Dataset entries
★ ★ ★

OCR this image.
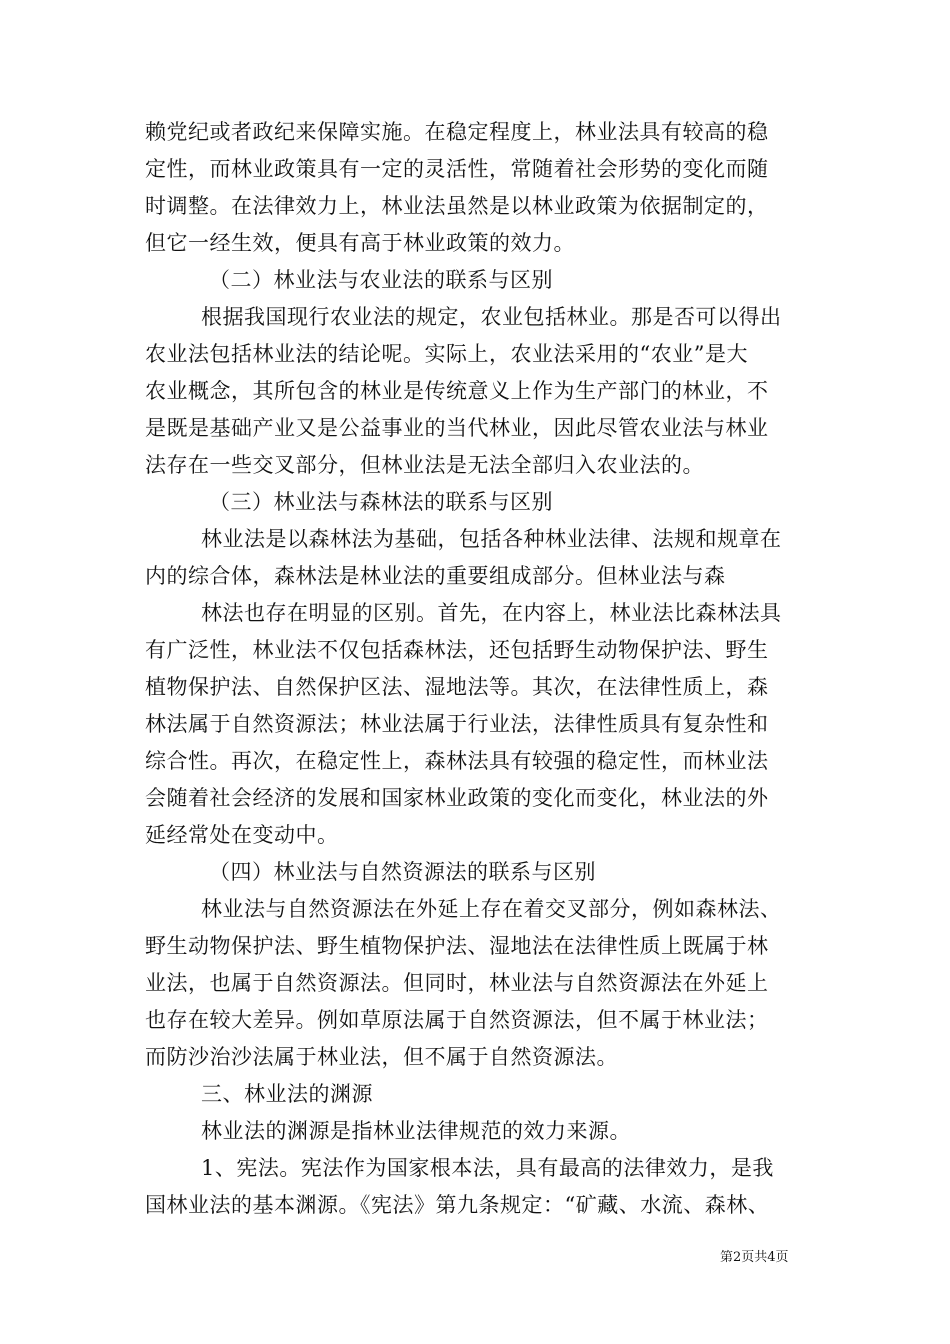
赖党纪或者政纪来保障实施。在稳定程度上，林业法具有较高的稳
定性，而林业政策具有一定的灵活性，常随着社会形势的变化而随
时调整。在法律效力上，林业法虽然是以林业政策为依据制定的，
但它一经生效，便具有高于林业政策的效力。
（二）林业法与农业法的联系与区别
根据我国现行农业法的规定，农业包括林业。那是否可以得出
农业法包括林业法的结论呢。实际上，农业法采用的“农业”是大
农业概念，其所包含的林业是传统意义上作为生产部门的林业，不
是既是基础产业又是公益事业的当代林业，因此尽管农业法与林业
法存在一些交叉部分，但林业法是无法全部归入农业法的。
（三）林业法与森林法的联系与区别
林业法是以森林法为基础，包括各种林业法律、法规和规章在
内的综合体，森林法是林业法的重要组成部分。但林业法与森
林法也存在明显的区别。首先，在内容上，林业法比森林法具
有广泛性，林业法不仅包括森林法，还包括野生动物保护法、野生
植物保护法、自然保护区法、湿地法等。其次，在法律性质上，森
林法属于自然资源法；林业法属于行业法，法律性质具有复杂性和
综合性。再次，在稳定性上，森林法具有较强的稳定性，而林业法
会随着社会经济的发展和国家林业政策的变化而变化，林业法的外
延经常处在变动中。
（四）林业法与自然资源法的联系与区别
林业法与自然资源法在外延上存在着交叉部分，例如森林法、
野生动物保护法、野生植物保护法、湿地法在法律性质上既属于林
业法，也属于自然资源法。但同时，林业法与自然资源法在外延上
也存在较大差异。例如草原法属于自然资源法，但不属于林业法；
而防沙治沙法属于林业法，但不属于自然资源法。
三、林业法的渊源
林业法的渊源是指林业法律规范的效力来源。
1、宪法。宪法作为国家根本法，具有最高的法律效力，是我
国林业法的基本渊源。《宪法》第九条规定：“矿藏、水流、森林、
第2页共4页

★ ★ ★

**Exercise requirements**
Reproduce every line precisely as given, omitting all pictures.

**Response to the task**
OCR this image.
赖党纪或者政纪来保障实施。在稳定程度上，林业法具有较高的稳
定性，而林业政策具有一定的灵活性，常随着社会形势的变化而随
时调整。在法律效力上，林业法虽然是以林业政策为依据制定的，
但它一经生效，便具有高于林业政策的效力。
（二）林业法与农业法的联系与区别
根据我国现行农业法的规定，农业包括林业。那是否可以得出
农业法包括林业法的结论呢。实际上，农业法采用的“农业”是大
农业概念，其所包含的林业是传统意义上作为生产部门的林业，不
是既是基础产业又是公益事业的当代林业，因此尽管农业法与林业
法存在一些交叉部分，但林业法是无法全部归入农业法的。
（三）林业法与森林法的联系与区别
林业法是以森林法为基础，包括各种林业法律、法规和规章在
内的综合体，森林法是林业法的重要组成部分。但林业法与森
林法也存在明显的区别。首先，在内容上，林业法比森林法具
有广泛性，林业法不仅包括森林法，还包括野生动物保护法、野生
植物保护法、自然保护区法、湿地法等。其次，在法律性质上，森
林法属于自然资源法；林业法属于行业法，法律性质具有复杂性和
综合性。再次，在稳定性上，森林法具有较强的稳定性，而林业法
会随着社会经济的发展和国家林业政策的变化而变化，林业法的外
延经常处在变动中。
（四）林业法与自然资源法的联系与区别
林业法与自然资源法在外延上存在着交叉部分，例如森林法、
野生动物保护法、野生植物保护法、湿地法在法律性质上既属于林
业法，也属于自然资源法。但同时，林业法与自然资源法在外延上
也存在较大差异。例如草原法属于自然资源法，但不属于林业法；
而防沙治沙法属于林业法，但不属于自然资源法。
三、林业法的渊源
林业法的渊源是指林业法律规范的效力来源。
1、宪法。宪法作为国家根本法，具有最高的法律效力，是我
国林业法的基本渊源。《宪法》第九条规定：“矿藏、水流、森林、
第2页共4页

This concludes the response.